* _提供テキスト_
-=-=-

【11⽉14⽇ Peopleʼs Daily】「スマートフォンでご注文いただけば、10日で納車できます」――。中国・湖北省(Hubei)武漢市(Wuhan)にある東風汽車(Dongfeng Motor)工場の責任者は自信満々で語った。

 1本の生産ライン上で黒、青、白などの色が入り交じり、小型車、ミニバン(MPV)、多目的スポーツ車(SUV)などの車種が交錯する。この工場は、ユーザーそれぞれの個性的な求めを同時に満たす、ユーザー本位の革新的な生産モデルを確立した。この「オーダーメード生産」を実現させたのは企業の「革新力」だ。保有する特許は2400件以上で、研究開発者が従業員全体の36.5%を占める。既存のぬるま湯から抜け出し、新たな世界を切り開くには苦しみもある。しかし同時に、創業時のような雰囲気と可能性を現実化しようとする勢いが出現する。

-=-=-

* _提供データ_

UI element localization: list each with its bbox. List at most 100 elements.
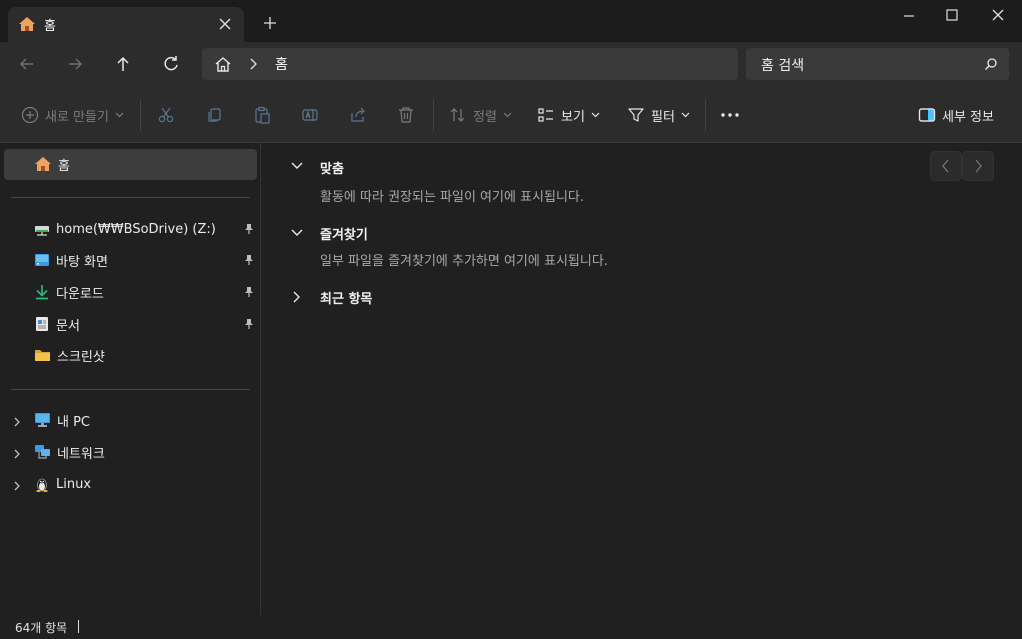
breadcrumb-current[interactable]: 홈	[275, 54, 288, 74]
close-tab-icon[interactable]	[218, 17, 232, 31]
rename-button[interactable]	[301, 103, 319, 127]
chevron-right-icon[interactable]	[248, 58, 258, 70]
group-recommended-title[interactable]: 맞춤	[320, 158, 344, 177]
forward-button[interactable]	[65, 54, 89, 74]
pin-icon[interactable]	[244, 286, 254, 298]
navigation-pane: 홈 home(₩₩BSoDrive) (Z:) 바탕 화면 다운로드 문서 스크…	[0, 143, 260, 615]
search-input[interactable]: 홈 검색	[761, 55, 804, 75]
share-button[interactable]	[349, 103, 367, 127]
new-button[interactable]: 새로 만들기	[21, 103, 124, 127]
pin-icon[interactable]	[244, 223, 254, 235]
window-close-button[interactable]	[991, 8, 1005, 22]
up-button[interactable]	[113, 54, 137, 74]
sidebar-item-network[interactable]: 네트워크	[34, 440, 105, 464]
sidebar-item-label: 문서	[56, 318, 80, 334]
search-icon[interactable]	[984, 57, 998, 71]
sidebar-item-documents[interactable]: 문서	[34, 312, 80, 336]
expand-chevron-icon[interactable]	[12, 480, 22, 492]
pin-icon[interactable]	[244, 318, 254, 330]
status-divider	[78, 620, 79, 633]
group-recommended-description: 활동에 따라 권장되는 파일이 여기에 표시됩니다.	[320, 190, 584, 205]
group-favorites-description: 일부 파일을 즐겨찾기에 추가하면 여기에 표시됩니다.	[320, 254, 608, 269]
sidebar-divider	[11, 389, 250, 390]
expand-chevron-icon[interactable]	[292, 290, 302, 304]
view-label: 보기	[561, 109, 585, 125]
linux-icon	[34, 476, 50, 492]
navigation-bar: 홈 홈 검색	[0, 42, 1022, 87]
home-icon	[34, 156, 52, 172]
back-button[interactable]	[17, 54, 41, 74]
sidebar-item-this-pc[interactable]: 내 PC	[34, 408, 90, 432]
group-recent-title[interactable]: 최근 항목	[320, 288, 372, 307]
view-button[interactable]: 보기	[537, 103, 600, 127]
pin-icon[interactable]	[244, 254, 254, 266]
document-icon	[34, 316, 50, 332]
status-bar: 64개 항목	[0, 615, 1022, 639]
item-count: 64개 항목	[15, 621, 68, 635]
sidebar-item-downloads[interactable]: 다운로드	[34, 280, 104, 304]
carousel-next-button[interactable]	[962, 151, 994, 181]
group-favorites-title[interactable]: 즐겨찾기	[320, 224, 368, 243]
minimize-button[interactable]	[902, 9, 916, 23]
home-icon[interactable]	[214, 56, 232, 72]
folder-icon	[34, 348, 51, 362]
pc-icon	[34, 412, 51, 428]
collapse-chevron-icon[interactable]	[290, 161, 304, 171]
copy-button[interactable]	[205, 103, 223, 127]
sidebar-divider	[11, 197, 250, 198]
paste-button[interactable]	[253, 103, 271, 127]
view-icon	[537, 106, 555, 124]
pane-splitter[interactable]	[260, 143, 261, 615]
home-icon	[18, 16, 36, 32]
network-icon	[34, 444, 51, 460]
more-options-button[interactable]	[720, 103, 740, 127]
details-label: 세부 정보	[942, 109, 994, 125]
sidebar-item-desktop[interactable]: 바탕 화면	[34, 248, 108, 272]
sidebar-item-label: home(₩₩BSoDrive) (Z:)	[56, 221, 216, 237]
download-icon	[34, 284, 50, 300]
sidebar-item-label: 네트워크	[57, 446, 105, 462]
sidebar-item-label: 내 PC	[57, 414, 91, 430]
details-pane-icon	[918, 107, 936, 123]
filter-icon	[627, 106, 645, 124]
desktop-icon	[34, 253, 50, 267]
network-drive-icon	[34, 222, 50, 236]
carousel-prev-button[interactable]	[930, 151, 962, 181]
new-tab-button[interactable]	[263, 16, 277, 30]
command-bar: 새로 만들기 정렬 보기 필터 세부 정보	[0, 87, 1022, 143]
refresh-button[interactable]	[161, 54, 185, 74]
chevron-down-icon	[591, 112, 600, 118]
sidebar-item-label: Linux	[56, 476, 92, 492]
cut-button[interactable]	[157, 103, 175, 127]
sidebar-item-home[interactable]: 홈	[4, 149, 257, 180]
details-pane-button[interactable]: 세부 정보	[918, 103, 994, 127]
sort-label: 정렬	[473, 109, 497, 125]
search-box[interactable]: 홈 검색	[746, 48, 1009, 80]
collapse-chevron-icon[interactable]	[290, 228, 304, 238]
sidebar-item-label: 스크린샷	[57, 349, 105, 365]
title-bar: 홈	[0, 0, 1022, 42]
sidebar-item-linux[interactable]: Linux	[34, 472, 91, 496]
expand-chevron-icon[interactable]	[12, 416, 22, 428]
new-label: 새로 만들기	[45, 109, 109, 125]
sort-button[interactable]: 정렬	[449, 103, 512, 127]
filter-button[interactable]: 필터	[627, 103, 690, 127]
expand-chevron-icon[interactable]	[12, 448, 22, 460]
plus-circle-icon	[21, 106, 39, 124]
chevron-down-icon	[503, 112, 512, 118]
sidebar-item-label: 바탕 화면	[56, 254, 108, 270]
sidebar-item-label: 다운로드	[56, 286, 104, 302]
address-bar[interactable]: 홈	[202, 48, 738, 80]
tab-label: 홈	[44, 19, 56, 34]
toolbar-divider	[705, 99, 706, 131]
sidebar-item-screenshots[interactable]: 스크린샷	[34, 343, 105, 367]
tab-home[interactable]: 홈	[8, 7, 244, 42]
toolbar-divider	[140, 99, 141, 131]
sidebar-item-network-drive[interactable]: home(₩₩BSoDrive) (Z:)	[34, 217, 216, 241]
chevron-down-icon	[115, 112, 124, 118]
chevron-down-icon	[681, 112, 690, 118]
sort-icon	[449, 106, 467, 124]
maximize-button[interactable]	[945, 8, 959, 22]
filter-label: 필터	[651, 109, 675, 125]
delete-button[interactable]	[397, 103, 415, 127]
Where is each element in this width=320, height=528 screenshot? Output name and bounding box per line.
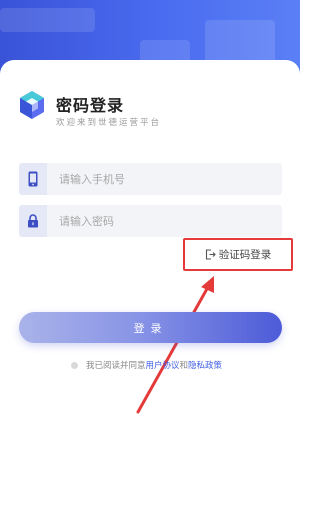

-=-=-

* _作業内容_
提供テキストのうち、「1本の生産ライン上で黒、青、」と「しようとする勢いが出現する。」の間の部分を、両端の語句も含めて一字一句そのまま書き写してください。

* _作業結果_
1本の生産ライン上で黒、青、白などの色が入り交じり、小型車、ミニバン(MPV)、多目的スポーツ車(SUV)などの車種が交錯する。この工場は、ユーザーそれぞれの個性的な求めを同時に満たす、ユーザー本位の革新的な生産モデルを確立した。この「オーダーメード生産」を実現させたのは企業の「革新力」だ。保有する特許は2400件以上で、研究開発者が従業員全体の36.5%を占める。既存のぬるま湯から抜け出し、新たな世界を切り開くには苦しみもある。しかし同時に、創業時のような雰囲気と可能性を現実化しようとする勢いが出現する。